#### Exercise
Output the data below in full, byte for byte. Nothing may differ.

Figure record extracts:
☆ ☆ ☆ ☆

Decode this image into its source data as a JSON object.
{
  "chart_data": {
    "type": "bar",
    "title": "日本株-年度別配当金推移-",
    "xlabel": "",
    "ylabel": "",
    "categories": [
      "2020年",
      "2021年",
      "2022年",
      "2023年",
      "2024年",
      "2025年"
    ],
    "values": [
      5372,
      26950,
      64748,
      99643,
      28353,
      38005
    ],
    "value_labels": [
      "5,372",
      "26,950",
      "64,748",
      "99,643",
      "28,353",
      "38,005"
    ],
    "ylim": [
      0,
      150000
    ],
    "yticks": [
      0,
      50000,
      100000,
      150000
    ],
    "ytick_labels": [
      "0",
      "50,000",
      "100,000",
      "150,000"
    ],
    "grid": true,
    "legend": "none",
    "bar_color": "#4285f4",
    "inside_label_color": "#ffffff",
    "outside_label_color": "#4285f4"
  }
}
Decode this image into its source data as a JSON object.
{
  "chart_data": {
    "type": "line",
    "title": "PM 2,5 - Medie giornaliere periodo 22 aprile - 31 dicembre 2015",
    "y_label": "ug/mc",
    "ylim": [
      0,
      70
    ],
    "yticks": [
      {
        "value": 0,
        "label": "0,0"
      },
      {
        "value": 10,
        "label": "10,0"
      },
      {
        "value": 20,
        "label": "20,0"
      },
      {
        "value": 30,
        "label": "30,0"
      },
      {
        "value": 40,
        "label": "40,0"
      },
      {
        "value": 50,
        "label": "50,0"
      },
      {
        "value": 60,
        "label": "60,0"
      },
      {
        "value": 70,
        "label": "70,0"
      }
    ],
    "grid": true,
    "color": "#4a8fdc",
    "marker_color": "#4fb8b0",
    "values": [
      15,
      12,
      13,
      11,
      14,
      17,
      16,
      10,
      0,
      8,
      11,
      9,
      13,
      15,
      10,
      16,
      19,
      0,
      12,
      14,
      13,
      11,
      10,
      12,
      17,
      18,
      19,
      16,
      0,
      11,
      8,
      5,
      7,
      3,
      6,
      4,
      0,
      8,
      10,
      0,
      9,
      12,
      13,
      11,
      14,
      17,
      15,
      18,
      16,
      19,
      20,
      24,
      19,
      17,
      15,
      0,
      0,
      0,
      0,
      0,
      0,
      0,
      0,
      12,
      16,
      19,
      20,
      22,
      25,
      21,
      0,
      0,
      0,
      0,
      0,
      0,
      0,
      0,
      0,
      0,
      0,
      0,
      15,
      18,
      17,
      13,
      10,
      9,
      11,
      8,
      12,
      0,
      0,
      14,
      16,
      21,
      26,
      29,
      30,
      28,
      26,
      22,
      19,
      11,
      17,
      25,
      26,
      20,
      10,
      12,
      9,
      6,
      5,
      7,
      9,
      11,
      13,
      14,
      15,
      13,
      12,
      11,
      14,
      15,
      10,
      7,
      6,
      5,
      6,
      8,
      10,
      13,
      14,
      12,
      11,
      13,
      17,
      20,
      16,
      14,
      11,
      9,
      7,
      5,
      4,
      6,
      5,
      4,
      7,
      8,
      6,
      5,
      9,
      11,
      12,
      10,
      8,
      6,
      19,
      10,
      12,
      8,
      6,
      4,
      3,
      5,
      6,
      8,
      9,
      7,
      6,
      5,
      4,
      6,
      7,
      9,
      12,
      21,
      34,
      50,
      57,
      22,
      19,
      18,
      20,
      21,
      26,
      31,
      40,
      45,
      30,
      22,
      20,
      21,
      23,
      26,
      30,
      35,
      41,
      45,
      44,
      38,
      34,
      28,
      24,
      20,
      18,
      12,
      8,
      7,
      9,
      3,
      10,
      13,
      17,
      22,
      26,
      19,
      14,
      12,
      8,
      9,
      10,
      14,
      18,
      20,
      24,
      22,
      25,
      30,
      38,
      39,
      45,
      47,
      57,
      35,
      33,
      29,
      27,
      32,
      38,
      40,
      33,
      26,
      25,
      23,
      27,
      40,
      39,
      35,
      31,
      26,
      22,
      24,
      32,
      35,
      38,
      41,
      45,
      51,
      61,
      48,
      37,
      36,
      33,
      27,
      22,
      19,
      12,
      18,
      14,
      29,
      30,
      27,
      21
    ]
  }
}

☆ ☆ ☆ ☆

#### Full answer
Decode this image into its source data as a JSON object.
{
  "chart_data": {
    "type": "bar",
    "title": "日本株-年度別配当金推移-",
    "xlabel": "",
    "ylabel": "",
    "categories": [
      "2020年",
      "2021年",
      "2022年",
      "2023年",
      "2024年",
      "2025年"
    ],
    "values": [
      5372,
      26950,
      64748,
      99643,
      28353,
      38005
    ],
    "value_labels": [
      "5,372",
      "26,950",
      "64,748",
      "99,643",
      "28,353",
      "38,005"
    ],
    "ylim": [
      0,
      150000
    ],
    "yticks": [
      0,
      50000,
      100000,
      150000
    ],
    "ytick_labels": [
      "0",
      "50,000",
      "100,000",
      "150,000"
    ],
    "grid": true,
    "legend": "none",
    "bar_color": "#4285f4",
    "inside_label_color": "#ffffff",
    "outside_label_color": "#4285f4"
  }
}
Decode this image into its source data as a JSON object.
{
  "chart_data": {
    "type": "line",
    "title": "PM 2,5 - Medie giornaliere periodo 22 aprile - 31 dicembre 2015",
    "y_label": "ug/mc",
    "ylim": [
      0,
      70
    ],
    "yticks": [
      {
        "value": 0,
        "label": "0,0"
      },
      {
        "value": 10,
        "label": "10,0"
      },
      {
        "value": 20,
        "label": "20,0"
      },
      {
        "value": 30,
        "label": "30,0"
      },
      {
        "value": 40,
        "label": "40,0"
      },
      {
        "value": 50,
        "label": "50,0"
      },
      {
        "value": 60,
        "label": "60,0"
      },
      {
        "value": 70,
        "label": "70,0"
      }
    ],
    "grid": true,
    "color": "#4a8fdc",
    "marker_color": "#4fb8b0",
    "values": [
      15,
      12,
      13,
      11,
      14,
      17,
      16,
      10,
      0,
      8,
      11,
      9,
      13,
      15,
      10,
      16,
      19,
      0,
      12,
      14,
      13,
      11,
      10,
      12,
      17,
      18,
      19,
      16,
      0,
      11,
      8,
      5,
      7,
      3,
      6,
      4,
      0,
      8,
      10,
      0,
      9,
      12,
      13,
      11,
      14,
      17,
      15,
      18,
      16,
      19,
      20,
      24,
      19,
      17,
      15,
      0,
      0,
      0,
      0,
      0,
      0,
      0,
      0,
      12,
      16,
      19,
      20,
      22,
      25,
      21,
      0,
      0,
      0,
      0,
      0,
      0,
      0,
      0,
      0,
      0,
      0,
      0,
      15,
      18,
      17,
      13,
      10,
      9,
      11,
      8,
      12,
      0,
      0,
      14,
      16,
      21,
      26,
      29,
      30,
      28,
      26,
      22,
      19,
      11,
      17,
      25,
      26,
      20,
      10,
      12,
      9,
      6,
      5,
      7,
      9,
      11,
      13,
      14,
      15,
      13,
      12,
      11,
      14,
      15,
      10,
      7,
      6,
      5,
      6,
      8,
      10,
      13,
      14,
      12,
      11,
      13,
      17,
      20,
      16,
      14,
      11,
      9,
      7,
      5,
      4,
      6,
      5,
      4,
      7,
      8,
      6,
      5,
      9,
      11,
      12,
      10,
      8,
      6,
      19,
      10,
      12,
      8,
      6,
      4,
      3,
      5,
      6,
      8,
      9,
      7,
      6,
      5,
      4,
      6,
      7,
      9,
      12,
      21,
      34,
      50,
      57,
      22,
      19,
      18,
      20,
      21,
      26,
      31,
      40,
      45,
      30,
      22,
      20,
      21,
      23,
      26,
      30,
      35,
      41,
      45,
      44,
      38,
      34,
      28,
      24,
      20,
      18,
      12,
      8,
      7,
      9,
      3,
      10,
      13,
      17,
      22,
      26,
      19,
      14,
      12,
      8,
      9,
      10,
      14,
      18,
      20,
      24,
      22,
      25,
      30,
      38,
      39,
      45,
      47,
      57,
      35,
      33,
      29,
      27,
      32,
      38,
      40,
      33,
      26,
      25,
      23,
      27,
      40,
      39,
      35,
      31,
      26,
      22,
      24,
      32,
      35,
      38,
      41,
      45,
      51,
      61,
      48,
      37,
      36,
      33,
      27,
      22,
      19,
      12,
      18,
      14,
      29,
      30,
      27,
      21
    ]
  }
}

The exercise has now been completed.